* PROVIDED TEXT *

━━━━━━━━━━━━━━━━━━━━

Refusing to believe Will is dead, Joyce tries to connect with her son. The boys give Eleven a makeover. Nancy and Jonathan form an unlikely alliance.

After following the police, the boys arrive at the quarry and see Will's body being pulled from the water. Mike, upset with El, runs off. In his basement, while yelling at El, she manages to make contact to Will using Mike's comm radio, and they hear him singing The Clash song "Should I Stay or Should I Go". Upon further discussion, the boys think Will is stuck in the "Vale of Shadows", a place of death and decay, a dark echo of a place.

The following morning, Mike calls Lucas and Dustin over to his home and they decide to head to Mr. Clarke and use his Ham Shack radio. After arriving at the school, the boys run into Mr. Clarke and are forced to attend an assembly regarding Will's death. Overhearing Troy, a class bully, and his friend laughing, Mike confronts them and pushes Troy. When Troy is about to attack, El, using her powers, stops him and makes him pee his pants.

Back in Mr. Clarke's room, the boys are able to make contact with Will. They overhear him talking to his mother saying he's afraid and the place he's in is dark and cold. At the same moment, Joyce, Will's mother, hears him through her living room wall and begins tearing at the wallpaper, revealing a flesh-like substance on the wall. On the other side she sees Will talking to her. Shortly after, she tells him to run when she hears the creature coming and grabs the axe to break through. After making a hole, it only reveals her front porch and Will is gone.

Chief Hopper, after confronting the State Trooper who found Will's body, goes to the morgue. Using a knife he confirms the body is just a stuffed mannequin and heads off to Hawkins Laboratory.
posted by Fizz (43 comments total) 3 users marked this as a favorite
 
Ha, so it may be Goonies for the win after all. Only adults confirmed dead after all.

Oh, the makeover montage. This one reminded me of that tumblr post that was going around about the con/heist movie trope of when they need the one tough chick of the gang to dress all sexy to pull off part of the job, and she always comes out looking gorgeous, but wouldn't it be great if instead she looked so unnatural/uncomfortable trying o go femme that the rest of the gang of guys just blanched and said, 'oh, no, you look terrible -- Bruno, you be the prostitute instead.' and big burly Bruno is like, 'yes! my time has come at last!' That first shot of Eleven in the wig gave me that same reaction.

━━━━━━━━━━━━━━━━━━━━

* WORK ORDER *
Can you write the next part of the episode recap and discussion above, picking up after its final comment?

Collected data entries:
━━━━━━━━━━━━━━━━━━━━

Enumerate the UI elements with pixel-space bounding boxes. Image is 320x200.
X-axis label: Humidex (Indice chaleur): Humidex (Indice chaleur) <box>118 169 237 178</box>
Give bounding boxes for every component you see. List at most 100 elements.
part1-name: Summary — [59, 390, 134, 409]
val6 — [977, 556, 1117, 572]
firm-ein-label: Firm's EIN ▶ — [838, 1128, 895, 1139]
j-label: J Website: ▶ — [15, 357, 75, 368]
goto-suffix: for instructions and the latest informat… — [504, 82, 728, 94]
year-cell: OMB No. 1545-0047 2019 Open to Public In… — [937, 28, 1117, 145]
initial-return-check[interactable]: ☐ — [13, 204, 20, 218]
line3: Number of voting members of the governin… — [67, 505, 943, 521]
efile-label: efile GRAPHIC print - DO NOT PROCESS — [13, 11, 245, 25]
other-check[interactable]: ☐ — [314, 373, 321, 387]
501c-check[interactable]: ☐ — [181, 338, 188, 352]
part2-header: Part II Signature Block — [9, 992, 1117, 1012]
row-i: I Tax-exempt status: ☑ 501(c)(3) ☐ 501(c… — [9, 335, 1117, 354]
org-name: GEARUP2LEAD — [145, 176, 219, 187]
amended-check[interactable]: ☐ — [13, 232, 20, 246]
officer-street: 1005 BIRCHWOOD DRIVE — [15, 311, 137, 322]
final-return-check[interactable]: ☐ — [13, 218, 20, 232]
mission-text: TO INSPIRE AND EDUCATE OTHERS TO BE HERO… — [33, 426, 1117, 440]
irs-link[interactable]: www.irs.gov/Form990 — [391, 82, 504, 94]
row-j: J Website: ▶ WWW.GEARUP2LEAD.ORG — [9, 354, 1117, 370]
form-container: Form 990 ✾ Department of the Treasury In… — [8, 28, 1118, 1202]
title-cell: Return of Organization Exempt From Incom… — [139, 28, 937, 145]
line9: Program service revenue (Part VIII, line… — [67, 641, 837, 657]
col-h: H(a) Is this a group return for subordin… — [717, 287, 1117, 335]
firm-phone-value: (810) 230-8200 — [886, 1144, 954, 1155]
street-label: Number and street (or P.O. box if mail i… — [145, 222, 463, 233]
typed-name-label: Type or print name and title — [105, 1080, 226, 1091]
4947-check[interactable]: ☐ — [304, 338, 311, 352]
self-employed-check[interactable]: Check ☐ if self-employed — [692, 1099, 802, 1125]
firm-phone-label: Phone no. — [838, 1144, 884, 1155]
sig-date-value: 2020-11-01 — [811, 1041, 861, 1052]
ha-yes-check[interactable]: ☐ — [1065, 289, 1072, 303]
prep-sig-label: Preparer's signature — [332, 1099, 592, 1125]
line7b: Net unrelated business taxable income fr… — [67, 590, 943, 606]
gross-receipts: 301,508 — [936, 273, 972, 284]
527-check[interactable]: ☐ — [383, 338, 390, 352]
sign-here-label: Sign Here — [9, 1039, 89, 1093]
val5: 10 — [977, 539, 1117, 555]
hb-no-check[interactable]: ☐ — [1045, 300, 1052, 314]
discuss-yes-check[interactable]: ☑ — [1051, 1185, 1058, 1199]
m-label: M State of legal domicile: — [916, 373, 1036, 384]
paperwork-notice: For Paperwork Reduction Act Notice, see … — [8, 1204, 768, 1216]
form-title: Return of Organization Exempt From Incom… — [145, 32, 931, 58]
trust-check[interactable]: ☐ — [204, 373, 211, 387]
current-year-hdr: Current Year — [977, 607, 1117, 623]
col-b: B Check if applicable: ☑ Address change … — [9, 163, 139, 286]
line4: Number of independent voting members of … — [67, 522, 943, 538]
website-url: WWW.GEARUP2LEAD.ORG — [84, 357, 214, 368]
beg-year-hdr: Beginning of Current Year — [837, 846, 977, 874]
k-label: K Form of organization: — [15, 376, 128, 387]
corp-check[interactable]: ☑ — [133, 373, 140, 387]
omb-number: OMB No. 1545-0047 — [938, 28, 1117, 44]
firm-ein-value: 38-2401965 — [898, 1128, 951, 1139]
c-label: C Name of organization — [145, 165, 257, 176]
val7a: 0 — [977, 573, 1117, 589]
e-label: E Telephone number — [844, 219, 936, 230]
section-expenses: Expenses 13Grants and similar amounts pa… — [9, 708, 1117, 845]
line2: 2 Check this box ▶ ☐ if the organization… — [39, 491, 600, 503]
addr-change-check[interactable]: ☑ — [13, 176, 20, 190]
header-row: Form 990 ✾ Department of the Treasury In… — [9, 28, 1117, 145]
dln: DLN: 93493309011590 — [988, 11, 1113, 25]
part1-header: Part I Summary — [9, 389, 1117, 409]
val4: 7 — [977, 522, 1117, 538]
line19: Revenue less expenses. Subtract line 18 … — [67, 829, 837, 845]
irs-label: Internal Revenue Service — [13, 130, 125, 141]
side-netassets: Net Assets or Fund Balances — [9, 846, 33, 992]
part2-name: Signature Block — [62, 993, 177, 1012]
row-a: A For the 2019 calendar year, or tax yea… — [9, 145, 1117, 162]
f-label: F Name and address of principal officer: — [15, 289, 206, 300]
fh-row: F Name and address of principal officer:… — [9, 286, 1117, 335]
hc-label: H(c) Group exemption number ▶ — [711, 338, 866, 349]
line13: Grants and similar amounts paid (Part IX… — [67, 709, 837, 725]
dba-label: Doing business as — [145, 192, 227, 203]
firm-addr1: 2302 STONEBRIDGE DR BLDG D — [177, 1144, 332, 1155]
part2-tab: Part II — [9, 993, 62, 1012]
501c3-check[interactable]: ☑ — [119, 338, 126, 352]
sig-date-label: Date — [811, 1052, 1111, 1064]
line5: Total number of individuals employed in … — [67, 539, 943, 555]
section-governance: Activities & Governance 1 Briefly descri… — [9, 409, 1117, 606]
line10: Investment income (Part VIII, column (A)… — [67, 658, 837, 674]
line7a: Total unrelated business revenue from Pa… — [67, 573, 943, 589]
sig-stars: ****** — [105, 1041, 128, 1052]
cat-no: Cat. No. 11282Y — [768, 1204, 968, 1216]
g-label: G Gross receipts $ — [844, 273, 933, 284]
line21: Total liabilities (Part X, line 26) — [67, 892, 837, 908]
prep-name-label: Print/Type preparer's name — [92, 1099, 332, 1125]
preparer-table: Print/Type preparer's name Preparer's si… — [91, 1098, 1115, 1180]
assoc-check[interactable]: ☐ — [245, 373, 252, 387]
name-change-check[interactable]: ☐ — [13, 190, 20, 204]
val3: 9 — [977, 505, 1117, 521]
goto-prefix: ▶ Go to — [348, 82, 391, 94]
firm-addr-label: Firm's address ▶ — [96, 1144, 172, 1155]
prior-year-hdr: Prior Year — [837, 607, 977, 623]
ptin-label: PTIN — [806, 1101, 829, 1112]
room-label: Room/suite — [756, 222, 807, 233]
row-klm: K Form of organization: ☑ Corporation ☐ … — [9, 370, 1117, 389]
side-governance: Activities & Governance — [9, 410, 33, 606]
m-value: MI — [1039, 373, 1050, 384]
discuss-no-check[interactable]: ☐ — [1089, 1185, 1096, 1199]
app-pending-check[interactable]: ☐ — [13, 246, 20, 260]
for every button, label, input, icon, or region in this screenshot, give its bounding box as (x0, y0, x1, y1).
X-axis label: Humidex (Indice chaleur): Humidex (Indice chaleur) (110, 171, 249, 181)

━━━━━━━━━━━━━━━━━━━━

* REPLY TO THE TASK *
And that other staple of 80's movies, casual homophobic insults. While I suppose it's good that they only have the bullies throwing the insults around, rather than the true 80's movie experience of the good guys doing it too, I think I'd rather they just skipped that part of the nostalgia trip entirely.
posted by oh yeah! at 3:27 PM on July 17, 2016 [16 favorites]


I think the eeeeevil scientists should totally just go legit - go to Hollywood and get an FX job. That was a waaayyy better dead body than any horror movie was putting out at the time.
posted by Gyre,Gimble,Wabe, Esq. at 5:31 PM on July 17, 2016 [6 favorites]


I got curious and did some Googling. The Vale of Shadows was apparently a thing in Forgotten Realms, but it's nothing like The Upside-Down.
posted by Rock Steady at 9:37 AM on July 18, 2016 [1 favorite]


The thing with the body was incredibly creepy to me. Like, just viscerally horrifying. The juxtaposition of the hyper-realistic corpse and the stuffed animal stuffing...AUGH. What a well done fake out though.
posted by yasaman at 1:06 PM on July 18, 2016 [8 favorites]


A few minor anachronisms for me...

the walkie talkie picking up a baby monitor -- in '83? dunno about that...

and was "anxiety" a thing?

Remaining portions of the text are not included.